(Data entries)
--- begin ---
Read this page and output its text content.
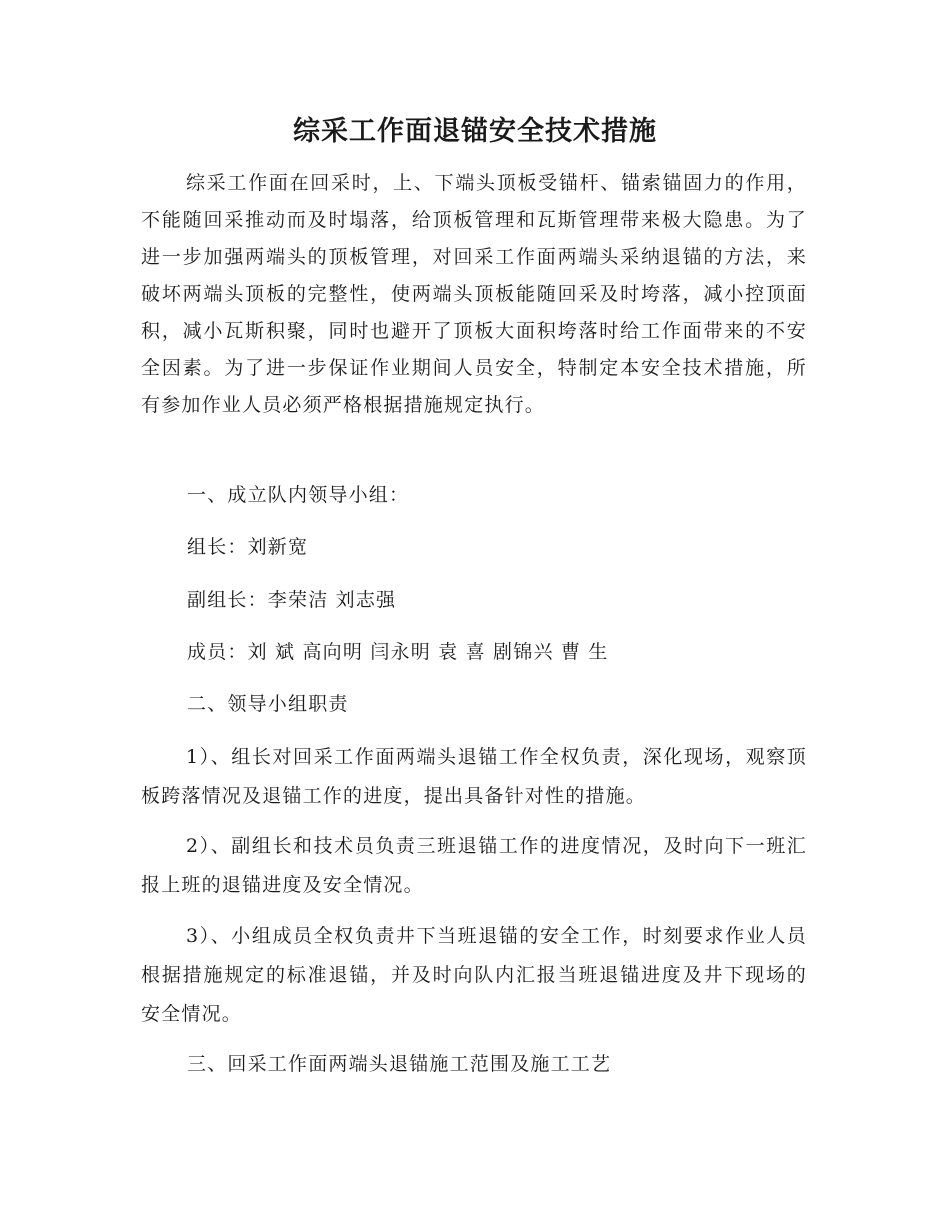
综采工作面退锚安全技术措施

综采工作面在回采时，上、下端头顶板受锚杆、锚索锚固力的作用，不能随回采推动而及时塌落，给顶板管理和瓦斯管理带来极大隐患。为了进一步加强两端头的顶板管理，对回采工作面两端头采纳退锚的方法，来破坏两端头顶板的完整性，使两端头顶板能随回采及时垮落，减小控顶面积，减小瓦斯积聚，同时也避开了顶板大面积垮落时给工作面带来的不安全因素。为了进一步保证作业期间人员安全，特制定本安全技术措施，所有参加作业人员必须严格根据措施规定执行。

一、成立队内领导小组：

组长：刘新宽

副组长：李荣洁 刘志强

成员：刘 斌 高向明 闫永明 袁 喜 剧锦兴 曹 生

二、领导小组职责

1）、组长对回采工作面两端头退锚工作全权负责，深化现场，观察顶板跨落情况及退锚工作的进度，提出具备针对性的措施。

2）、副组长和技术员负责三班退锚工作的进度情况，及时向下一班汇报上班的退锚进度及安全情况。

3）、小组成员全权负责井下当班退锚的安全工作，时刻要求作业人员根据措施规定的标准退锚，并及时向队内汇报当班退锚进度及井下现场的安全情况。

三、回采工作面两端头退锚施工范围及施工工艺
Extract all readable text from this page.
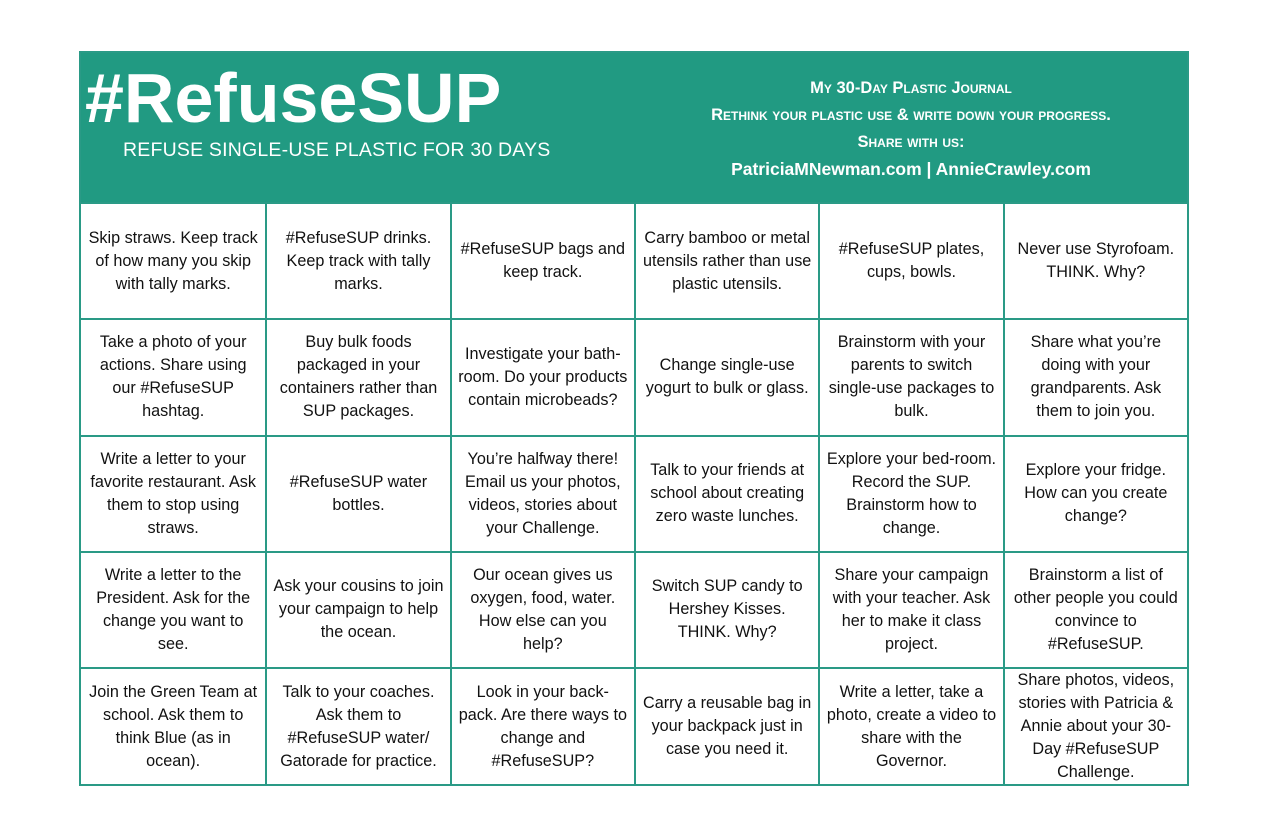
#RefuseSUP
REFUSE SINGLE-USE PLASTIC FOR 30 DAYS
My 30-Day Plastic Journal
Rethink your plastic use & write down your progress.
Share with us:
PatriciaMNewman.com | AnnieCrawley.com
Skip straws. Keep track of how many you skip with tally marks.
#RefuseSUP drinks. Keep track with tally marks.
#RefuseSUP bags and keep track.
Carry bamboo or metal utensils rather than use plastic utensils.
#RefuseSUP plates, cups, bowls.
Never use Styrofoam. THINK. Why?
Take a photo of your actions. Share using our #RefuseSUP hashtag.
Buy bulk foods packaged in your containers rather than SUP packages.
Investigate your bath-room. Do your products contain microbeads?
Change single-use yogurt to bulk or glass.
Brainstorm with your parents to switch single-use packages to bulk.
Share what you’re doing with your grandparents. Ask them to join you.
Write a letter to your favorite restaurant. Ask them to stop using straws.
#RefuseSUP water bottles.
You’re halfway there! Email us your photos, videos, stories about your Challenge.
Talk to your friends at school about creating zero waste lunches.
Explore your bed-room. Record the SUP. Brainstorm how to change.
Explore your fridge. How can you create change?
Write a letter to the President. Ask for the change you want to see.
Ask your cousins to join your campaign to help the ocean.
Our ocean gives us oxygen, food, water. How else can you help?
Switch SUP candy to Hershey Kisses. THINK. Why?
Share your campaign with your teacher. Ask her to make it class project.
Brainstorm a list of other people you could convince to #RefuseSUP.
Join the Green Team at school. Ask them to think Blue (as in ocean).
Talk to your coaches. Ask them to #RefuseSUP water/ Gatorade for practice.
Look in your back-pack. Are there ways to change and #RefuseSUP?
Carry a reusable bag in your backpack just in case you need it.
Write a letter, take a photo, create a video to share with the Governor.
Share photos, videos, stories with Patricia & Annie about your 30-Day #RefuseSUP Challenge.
--- end ---
--- begin ---
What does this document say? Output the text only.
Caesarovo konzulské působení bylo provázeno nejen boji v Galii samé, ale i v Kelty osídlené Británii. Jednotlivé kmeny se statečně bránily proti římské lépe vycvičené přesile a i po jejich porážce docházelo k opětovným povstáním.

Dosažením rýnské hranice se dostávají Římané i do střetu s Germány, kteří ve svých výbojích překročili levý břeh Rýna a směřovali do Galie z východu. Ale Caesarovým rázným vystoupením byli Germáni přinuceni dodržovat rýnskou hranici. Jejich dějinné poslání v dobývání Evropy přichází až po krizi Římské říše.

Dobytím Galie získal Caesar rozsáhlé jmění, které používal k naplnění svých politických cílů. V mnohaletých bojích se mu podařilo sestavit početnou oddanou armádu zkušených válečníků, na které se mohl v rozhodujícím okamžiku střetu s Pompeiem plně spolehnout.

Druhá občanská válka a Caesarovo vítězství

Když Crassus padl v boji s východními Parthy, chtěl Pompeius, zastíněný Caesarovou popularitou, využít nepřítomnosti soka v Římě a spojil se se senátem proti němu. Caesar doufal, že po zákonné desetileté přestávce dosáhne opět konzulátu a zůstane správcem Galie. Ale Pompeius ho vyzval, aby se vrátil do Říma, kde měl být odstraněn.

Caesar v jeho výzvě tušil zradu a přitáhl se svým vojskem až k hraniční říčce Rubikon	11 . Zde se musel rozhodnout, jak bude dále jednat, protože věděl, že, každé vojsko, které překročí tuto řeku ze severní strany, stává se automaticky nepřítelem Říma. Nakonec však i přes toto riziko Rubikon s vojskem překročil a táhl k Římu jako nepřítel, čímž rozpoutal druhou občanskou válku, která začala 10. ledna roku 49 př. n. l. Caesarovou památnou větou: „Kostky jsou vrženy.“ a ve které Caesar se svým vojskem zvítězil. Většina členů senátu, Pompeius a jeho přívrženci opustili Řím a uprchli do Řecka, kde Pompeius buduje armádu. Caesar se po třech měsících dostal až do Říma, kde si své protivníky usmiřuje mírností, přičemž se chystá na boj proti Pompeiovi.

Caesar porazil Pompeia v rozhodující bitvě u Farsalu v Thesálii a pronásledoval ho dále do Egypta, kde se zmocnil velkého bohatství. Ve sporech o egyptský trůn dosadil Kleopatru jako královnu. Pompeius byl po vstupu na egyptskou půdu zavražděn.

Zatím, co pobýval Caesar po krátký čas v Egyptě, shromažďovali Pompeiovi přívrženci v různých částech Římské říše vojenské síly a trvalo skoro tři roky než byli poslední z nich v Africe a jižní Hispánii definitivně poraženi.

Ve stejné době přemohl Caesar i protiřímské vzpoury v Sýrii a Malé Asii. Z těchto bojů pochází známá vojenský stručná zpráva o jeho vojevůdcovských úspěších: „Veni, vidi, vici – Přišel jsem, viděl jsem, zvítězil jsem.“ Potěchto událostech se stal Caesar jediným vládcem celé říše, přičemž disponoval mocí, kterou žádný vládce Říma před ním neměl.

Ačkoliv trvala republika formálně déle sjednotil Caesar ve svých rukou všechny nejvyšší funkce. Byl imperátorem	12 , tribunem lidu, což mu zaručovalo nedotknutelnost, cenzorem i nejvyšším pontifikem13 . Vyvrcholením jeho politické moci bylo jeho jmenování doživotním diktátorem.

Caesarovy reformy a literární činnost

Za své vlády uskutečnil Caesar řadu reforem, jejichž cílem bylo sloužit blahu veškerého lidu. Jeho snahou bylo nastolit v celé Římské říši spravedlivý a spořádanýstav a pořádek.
--- end ---
--- begin ---
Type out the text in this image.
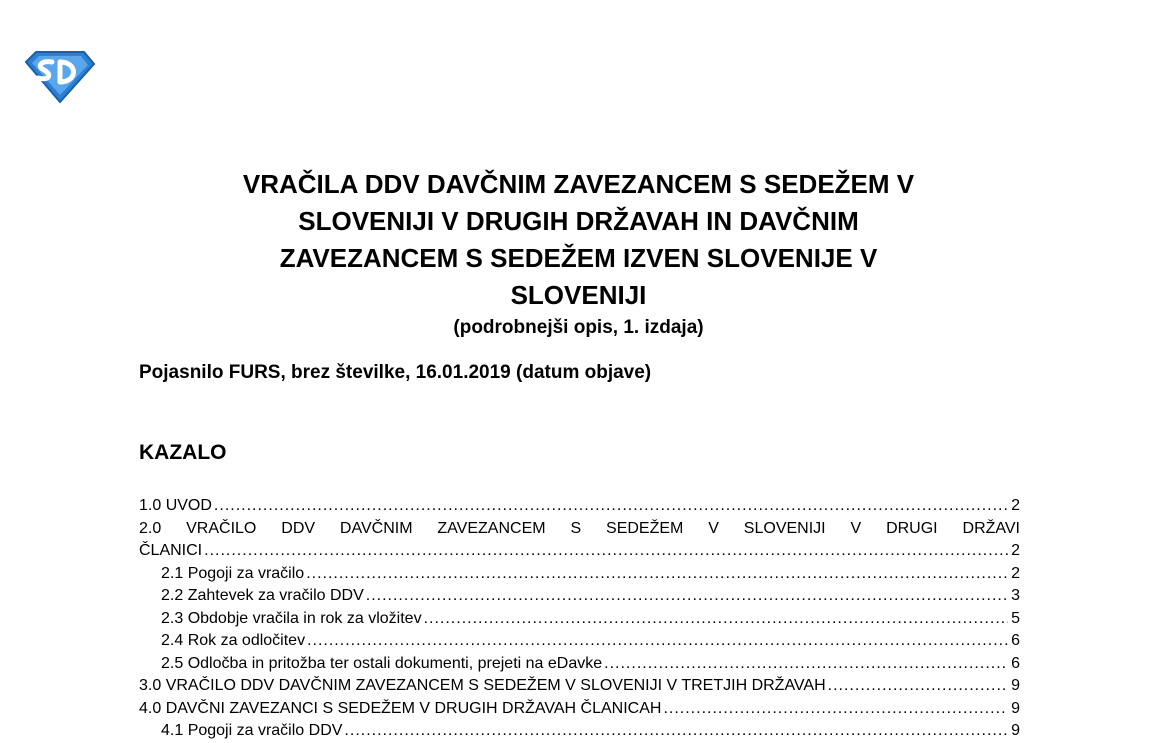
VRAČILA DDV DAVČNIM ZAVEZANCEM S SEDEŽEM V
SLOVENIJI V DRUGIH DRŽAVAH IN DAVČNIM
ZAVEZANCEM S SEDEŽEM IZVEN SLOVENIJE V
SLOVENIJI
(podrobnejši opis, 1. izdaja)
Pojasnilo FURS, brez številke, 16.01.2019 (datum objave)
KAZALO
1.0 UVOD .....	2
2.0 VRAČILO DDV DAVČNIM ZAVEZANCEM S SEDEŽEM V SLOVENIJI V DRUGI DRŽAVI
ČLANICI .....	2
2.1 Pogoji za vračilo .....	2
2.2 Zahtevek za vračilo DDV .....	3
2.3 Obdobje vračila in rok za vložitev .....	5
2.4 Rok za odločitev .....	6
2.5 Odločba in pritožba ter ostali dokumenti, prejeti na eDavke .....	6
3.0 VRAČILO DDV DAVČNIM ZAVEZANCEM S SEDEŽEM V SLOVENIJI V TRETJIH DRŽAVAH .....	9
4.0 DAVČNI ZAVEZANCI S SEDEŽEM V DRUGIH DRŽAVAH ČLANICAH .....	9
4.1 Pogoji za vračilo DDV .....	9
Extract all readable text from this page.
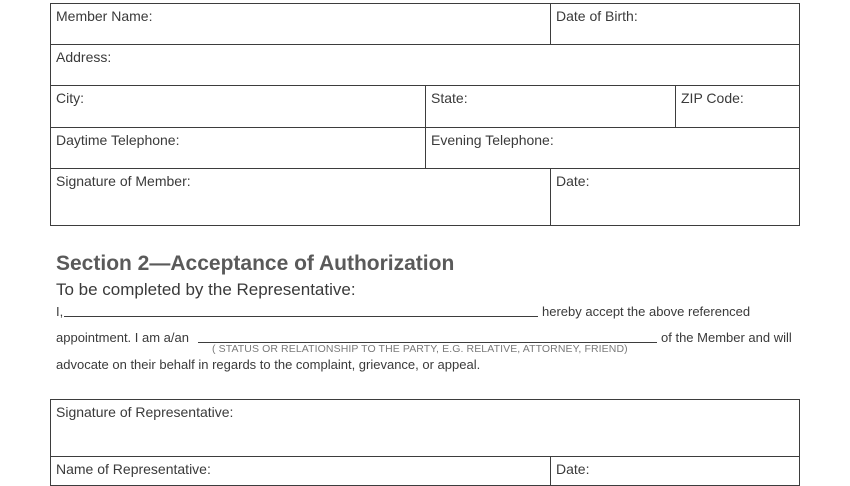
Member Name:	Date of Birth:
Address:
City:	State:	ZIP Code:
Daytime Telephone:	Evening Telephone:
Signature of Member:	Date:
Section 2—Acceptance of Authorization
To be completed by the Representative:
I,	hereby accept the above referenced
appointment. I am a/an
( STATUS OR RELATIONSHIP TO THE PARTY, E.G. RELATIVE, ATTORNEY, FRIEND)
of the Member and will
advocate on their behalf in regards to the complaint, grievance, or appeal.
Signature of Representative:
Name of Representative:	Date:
--- end ---
__Exercise objective__
Copy every line of the records above that contains "room".

__Finished exercise__
Investigate your bath-room. Do your products contain microbeads?
Explore your bed-room. Record the SUP. Brainstorm how to change.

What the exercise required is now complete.